| TASK TO COMPLETE |
Using the records that follow, copy every line containing the word "sure".
_ _ _
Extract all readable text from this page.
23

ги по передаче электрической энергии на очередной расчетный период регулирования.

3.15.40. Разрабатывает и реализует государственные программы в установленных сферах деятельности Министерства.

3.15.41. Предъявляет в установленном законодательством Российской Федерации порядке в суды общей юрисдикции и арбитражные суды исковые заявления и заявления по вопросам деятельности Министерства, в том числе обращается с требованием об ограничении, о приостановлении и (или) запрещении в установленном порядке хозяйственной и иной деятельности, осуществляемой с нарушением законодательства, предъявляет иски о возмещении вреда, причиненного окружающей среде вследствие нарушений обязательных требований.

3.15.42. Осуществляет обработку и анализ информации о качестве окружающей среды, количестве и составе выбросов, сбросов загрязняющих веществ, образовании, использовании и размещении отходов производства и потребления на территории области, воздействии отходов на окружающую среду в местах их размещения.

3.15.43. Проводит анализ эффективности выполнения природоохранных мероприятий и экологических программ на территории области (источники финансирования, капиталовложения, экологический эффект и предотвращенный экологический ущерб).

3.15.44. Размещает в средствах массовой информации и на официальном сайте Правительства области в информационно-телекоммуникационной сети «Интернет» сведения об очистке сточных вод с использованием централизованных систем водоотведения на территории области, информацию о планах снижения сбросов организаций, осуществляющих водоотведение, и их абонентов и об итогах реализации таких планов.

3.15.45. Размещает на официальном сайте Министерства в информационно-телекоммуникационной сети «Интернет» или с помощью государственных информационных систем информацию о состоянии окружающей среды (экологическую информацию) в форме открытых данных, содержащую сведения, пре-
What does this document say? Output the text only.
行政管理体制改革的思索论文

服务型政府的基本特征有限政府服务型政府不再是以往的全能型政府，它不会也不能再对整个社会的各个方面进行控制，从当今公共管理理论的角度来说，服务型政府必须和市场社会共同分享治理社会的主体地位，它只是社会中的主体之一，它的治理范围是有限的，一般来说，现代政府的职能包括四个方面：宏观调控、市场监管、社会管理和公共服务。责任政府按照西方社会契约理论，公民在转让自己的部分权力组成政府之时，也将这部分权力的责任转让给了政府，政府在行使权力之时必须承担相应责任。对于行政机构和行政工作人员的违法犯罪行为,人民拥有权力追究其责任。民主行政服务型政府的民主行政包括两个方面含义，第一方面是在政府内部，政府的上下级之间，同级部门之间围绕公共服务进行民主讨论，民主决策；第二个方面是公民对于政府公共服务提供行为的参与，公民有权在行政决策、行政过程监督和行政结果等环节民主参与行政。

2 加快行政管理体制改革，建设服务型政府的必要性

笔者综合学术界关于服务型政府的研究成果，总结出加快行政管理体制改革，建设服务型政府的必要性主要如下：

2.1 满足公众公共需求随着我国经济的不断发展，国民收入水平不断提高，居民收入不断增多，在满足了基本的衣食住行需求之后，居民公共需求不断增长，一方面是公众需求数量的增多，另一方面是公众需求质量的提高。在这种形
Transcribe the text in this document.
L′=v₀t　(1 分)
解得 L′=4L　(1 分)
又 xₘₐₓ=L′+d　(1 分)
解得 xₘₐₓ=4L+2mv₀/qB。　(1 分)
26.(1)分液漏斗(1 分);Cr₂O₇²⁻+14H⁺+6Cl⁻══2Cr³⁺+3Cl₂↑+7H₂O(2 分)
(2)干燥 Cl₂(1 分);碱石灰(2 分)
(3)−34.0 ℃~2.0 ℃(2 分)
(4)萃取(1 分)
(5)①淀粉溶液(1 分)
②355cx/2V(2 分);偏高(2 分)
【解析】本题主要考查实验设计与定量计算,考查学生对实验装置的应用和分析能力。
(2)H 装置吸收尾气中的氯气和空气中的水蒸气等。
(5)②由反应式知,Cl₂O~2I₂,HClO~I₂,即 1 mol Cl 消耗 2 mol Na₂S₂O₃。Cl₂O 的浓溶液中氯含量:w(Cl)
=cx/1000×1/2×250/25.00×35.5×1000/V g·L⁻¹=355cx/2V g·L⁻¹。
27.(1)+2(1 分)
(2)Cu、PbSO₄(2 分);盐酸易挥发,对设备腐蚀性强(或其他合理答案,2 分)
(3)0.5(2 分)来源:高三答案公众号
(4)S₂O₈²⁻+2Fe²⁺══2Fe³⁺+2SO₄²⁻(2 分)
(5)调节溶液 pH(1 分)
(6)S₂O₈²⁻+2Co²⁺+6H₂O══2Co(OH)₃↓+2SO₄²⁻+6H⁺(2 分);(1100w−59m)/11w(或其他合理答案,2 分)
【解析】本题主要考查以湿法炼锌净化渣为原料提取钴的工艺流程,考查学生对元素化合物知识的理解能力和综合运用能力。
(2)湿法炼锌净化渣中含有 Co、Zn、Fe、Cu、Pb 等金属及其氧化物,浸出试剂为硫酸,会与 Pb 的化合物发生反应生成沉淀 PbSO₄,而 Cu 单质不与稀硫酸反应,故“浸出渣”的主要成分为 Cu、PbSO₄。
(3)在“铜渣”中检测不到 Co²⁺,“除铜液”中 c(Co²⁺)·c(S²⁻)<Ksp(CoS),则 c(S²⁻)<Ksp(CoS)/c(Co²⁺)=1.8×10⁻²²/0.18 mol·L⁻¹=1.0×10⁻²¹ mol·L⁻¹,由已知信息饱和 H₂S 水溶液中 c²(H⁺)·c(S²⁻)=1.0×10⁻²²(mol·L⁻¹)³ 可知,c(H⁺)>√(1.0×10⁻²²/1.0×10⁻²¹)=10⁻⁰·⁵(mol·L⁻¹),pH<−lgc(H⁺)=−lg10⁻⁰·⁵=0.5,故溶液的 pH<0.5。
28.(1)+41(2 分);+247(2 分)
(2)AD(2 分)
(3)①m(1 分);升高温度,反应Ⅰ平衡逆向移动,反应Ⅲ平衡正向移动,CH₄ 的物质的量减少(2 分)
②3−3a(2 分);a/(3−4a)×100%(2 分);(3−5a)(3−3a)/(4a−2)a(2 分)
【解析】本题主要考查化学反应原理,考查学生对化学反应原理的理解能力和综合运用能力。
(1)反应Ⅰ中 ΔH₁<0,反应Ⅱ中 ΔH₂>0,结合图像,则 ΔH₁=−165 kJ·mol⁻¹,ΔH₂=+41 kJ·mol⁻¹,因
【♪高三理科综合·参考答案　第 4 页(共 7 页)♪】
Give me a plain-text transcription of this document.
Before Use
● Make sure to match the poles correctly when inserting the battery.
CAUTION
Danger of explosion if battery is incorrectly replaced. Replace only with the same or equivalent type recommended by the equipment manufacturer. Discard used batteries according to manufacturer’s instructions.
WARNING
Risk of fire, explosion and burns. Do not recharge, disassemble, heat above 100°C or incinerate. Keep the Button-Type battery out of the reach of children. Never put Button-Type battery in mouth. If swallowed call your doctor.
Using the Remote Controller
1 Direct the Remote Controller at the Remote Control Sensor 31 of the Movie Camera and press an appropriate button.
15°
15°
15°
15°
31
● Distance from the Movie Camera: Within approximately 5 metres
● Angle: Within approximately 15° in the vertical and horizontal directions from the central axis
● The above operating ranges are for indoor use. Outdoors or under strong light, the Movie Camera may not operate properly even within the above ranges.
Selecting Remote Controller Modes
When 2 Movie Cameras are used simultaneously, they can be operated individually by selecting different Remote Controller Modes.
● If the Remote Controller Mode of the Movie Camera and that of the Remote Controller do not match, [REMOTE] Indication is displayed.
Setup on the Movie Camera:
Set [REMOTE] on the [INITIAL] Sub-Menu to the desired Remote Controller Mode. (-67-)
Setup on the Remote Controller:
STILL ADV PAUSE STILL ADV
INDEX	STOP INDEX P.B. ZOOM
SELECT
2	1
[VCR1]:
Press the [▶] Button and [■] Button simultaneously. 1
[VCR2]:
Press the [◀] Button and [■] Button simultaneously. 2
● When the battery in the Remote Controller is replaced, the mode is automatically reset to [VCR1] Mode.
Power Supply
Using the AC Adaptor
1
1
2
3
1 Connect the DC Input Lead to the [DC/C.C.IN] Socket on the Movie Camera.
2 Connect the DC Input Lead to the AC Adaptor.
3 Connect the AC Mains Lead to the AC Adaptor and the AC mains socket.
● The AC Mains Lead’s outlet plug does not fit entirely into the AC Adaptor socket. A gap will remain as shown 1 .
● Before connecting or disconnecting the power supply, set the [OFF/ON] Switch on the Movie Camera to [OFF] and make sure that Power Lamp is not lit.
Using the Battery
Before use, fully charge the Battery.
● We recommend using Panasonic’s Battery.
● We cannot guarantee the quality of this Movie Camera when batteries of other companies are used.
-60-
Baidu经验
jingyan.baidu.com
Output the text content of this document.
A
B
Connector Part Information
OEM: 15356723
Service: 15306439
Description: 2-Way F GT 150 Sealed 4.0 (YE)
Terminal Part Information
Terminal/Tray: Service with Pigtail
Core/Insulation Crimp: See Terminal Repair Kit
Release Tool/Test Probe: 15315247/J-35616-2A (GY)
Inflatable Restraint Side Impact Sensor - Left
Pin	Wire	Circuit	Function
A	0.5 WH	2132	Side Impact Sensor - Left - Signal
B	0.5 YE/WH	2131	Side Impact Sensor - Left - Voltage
_ _ _
| THE ANSWER |
● Make sure to match the poles correctly when inserting the battery.
● Before connecting or disconnecting the power supply, set the [OFF/ON] Switch on the Movie Camera to [OFF] and make sure that Power Lamp is not lit.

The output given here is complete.